-- START EXTRACTED RECORDS --

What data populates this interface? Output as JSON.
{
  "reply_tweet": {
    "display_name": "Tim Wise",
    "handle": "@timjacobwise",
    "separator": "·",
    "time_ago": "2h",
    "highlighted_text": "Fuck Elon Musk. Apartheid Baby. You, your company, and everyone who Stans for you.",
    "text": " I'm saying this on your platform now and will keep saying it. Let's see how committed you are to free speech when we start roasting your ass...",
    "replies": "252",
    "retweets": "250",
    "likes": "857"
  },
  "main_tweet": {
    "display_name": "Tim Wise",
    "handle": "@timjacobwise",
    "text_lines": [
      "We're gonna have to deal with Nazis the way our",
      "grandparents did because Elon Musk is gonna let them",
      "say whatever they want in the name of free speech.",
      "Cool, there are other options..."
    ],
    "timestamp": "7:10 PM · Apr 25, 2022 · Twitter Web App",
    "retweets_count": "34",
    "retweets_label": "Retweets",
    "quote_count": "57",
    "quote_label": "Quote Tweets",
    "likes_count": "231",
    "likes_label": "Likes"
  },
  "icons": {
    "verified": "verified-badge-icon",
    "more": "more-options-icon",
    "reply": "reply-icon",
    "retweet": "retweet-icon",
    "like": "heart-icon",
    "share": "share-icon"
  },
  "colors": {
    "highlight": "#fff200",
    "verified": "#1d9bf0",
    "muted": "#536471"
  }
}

-- END EXTRACTED RECORDS --

DIRECTIVE: Figure out how many lines of the data above include "this", then give the number and nothing more.

RESULT OF THE EXERCISE: 2